**PROBLEM STATEMENT**
Copy each line where the word "level" occurs.

——————

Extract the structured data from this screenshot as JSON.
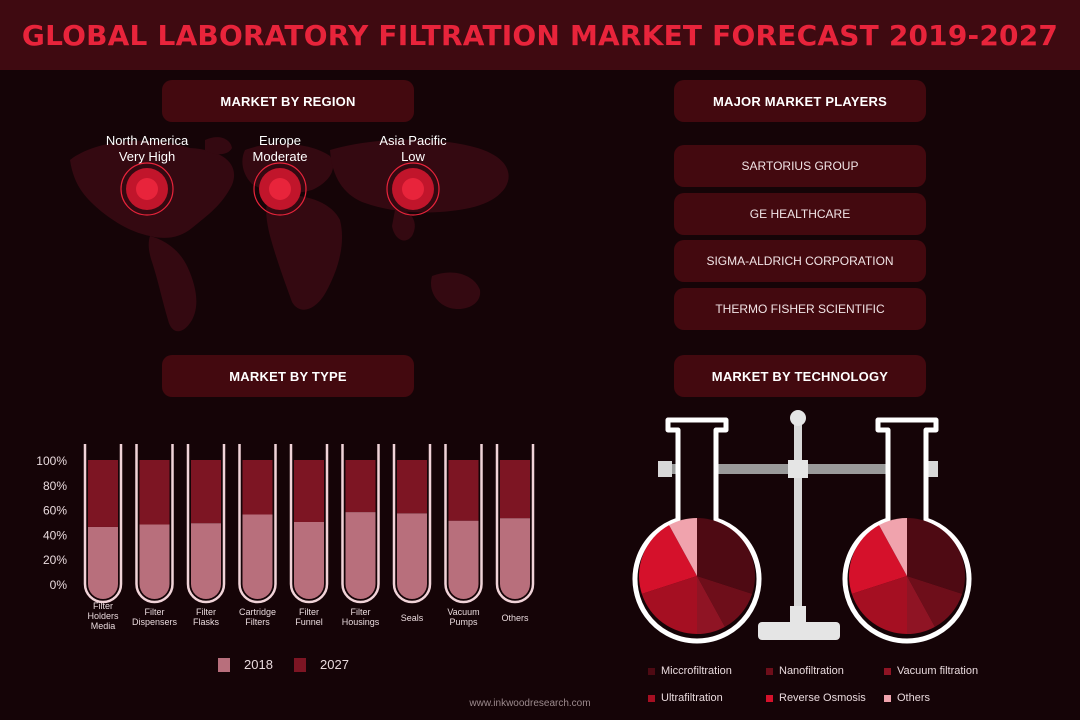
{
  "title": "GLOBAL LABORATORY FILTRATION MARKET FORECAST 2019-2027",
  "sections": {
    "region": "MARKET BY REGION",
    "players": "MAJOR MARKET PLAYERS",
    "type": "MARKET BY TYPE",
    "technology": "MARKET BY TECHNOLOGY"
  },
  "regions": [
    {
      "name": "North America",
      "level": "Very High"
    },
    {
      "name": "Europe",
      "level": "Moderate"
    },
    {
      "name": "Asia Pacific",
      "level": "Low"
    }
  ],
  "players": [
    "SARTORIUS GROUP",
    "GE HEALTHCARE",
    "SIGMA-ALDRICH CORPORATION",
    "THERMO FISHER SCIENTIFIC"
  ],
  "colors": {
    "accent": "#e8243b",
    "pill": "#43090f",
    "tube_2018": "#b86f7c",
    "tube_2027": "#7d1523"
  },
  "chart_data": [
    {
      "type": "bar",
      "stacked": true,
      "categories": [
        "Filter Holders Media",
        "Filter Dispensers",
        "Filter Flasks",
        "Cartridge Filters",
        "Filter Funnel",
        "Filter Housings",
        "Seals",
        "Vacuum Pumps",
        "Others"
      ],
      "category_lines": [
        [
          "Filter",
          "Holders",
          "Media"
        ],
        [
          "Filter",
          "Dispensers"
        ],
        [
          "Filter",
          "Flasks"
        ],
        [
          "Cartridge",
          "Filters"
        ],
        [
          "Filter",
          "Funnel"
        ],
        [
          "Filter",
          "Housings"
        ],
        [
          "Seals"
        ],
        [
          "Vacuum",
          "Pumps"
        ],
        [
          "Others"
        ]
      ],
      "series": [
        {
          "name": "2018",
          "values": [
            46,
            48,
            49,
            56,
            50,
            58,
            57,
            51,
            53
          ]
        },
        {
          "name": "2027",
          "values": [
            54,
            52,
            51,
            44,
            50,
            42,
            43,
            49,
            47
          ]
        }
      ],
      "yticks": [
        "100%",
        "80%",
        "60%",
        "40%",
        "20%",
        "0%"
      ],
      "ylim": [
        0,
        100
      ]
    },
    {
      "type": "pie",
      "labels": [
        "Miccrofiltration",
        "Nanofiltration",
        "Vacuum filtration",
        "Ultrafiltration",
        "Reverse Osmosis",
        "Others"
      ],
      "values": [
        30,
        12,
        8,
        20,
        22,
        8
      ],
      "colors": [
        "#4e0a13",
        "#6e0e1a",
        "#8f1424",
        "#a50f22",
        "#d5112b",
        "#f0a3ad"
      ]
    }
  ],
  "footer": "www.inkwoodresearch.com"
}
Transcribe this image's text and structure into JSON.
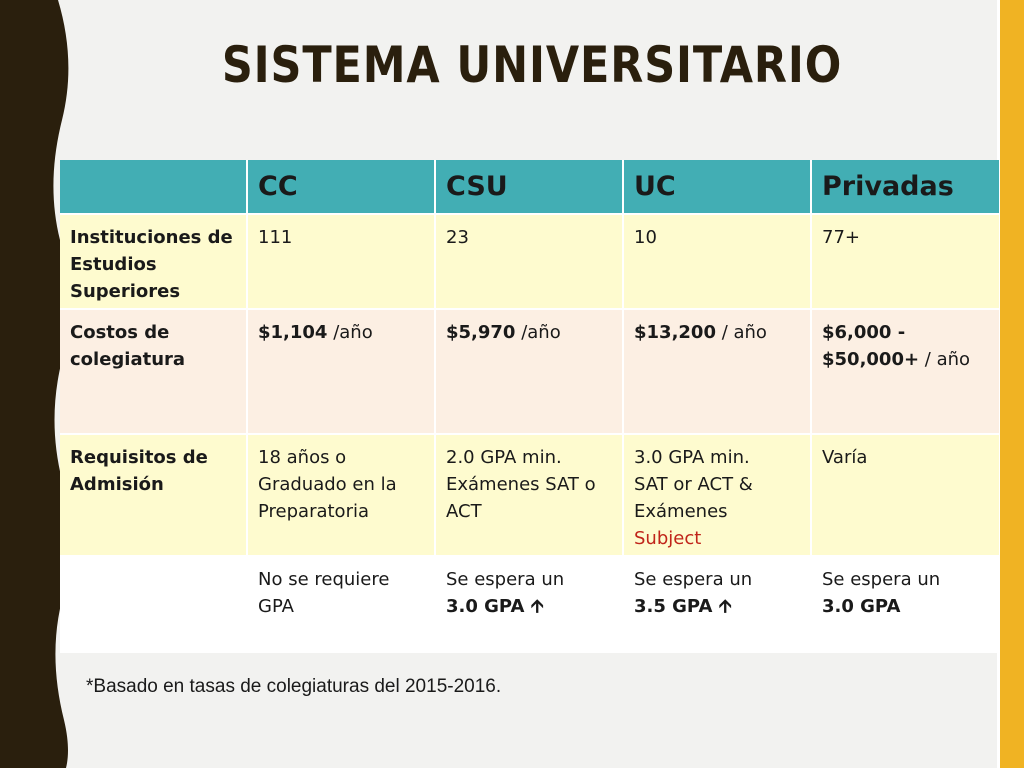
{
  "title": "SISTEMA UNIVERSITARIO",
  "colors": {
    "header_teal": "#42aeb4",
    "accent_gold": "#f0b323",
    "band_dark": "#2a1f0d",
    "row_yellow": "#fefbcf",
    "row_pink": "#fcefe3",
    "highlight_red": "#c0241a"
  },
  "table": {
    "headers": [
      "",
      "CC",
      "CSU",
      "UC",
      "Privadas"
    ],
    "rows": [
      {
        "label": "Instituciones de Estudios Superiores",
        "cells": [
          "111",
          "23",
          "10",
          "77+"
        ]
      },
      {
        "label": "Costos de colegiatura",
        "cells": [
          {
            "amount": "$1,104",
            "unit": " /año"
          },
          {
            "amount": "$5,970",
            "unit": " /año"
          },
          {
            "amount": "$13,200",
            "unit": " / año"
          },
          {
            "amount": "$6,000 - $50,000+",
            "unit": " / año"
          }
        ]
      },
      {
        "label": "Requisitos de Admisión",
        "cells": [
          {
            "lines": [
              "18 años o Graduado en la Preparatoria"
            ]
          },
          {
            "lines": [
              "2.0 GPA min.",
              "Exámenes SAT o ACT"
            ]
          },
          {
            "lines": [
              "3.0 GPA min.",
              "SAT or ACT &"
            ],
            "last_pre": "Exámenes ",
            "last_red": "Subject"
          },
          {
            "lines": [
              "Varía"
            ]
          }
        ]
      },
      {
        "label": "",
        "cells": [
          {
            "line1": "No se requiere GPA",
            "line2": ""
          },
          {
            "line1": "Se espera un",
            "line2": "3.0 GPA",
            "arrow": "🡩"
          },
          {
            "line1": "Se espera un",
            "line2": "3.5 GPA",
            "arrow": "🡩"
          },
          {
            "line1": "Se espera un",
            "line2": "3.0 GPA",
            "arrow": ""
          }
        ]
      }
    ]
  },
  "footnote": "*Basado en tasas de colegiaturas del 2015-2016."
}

——————

**TASK OUTPUT**
      "level": "Very High"
      "level": "Moderate"
      "level": "Low"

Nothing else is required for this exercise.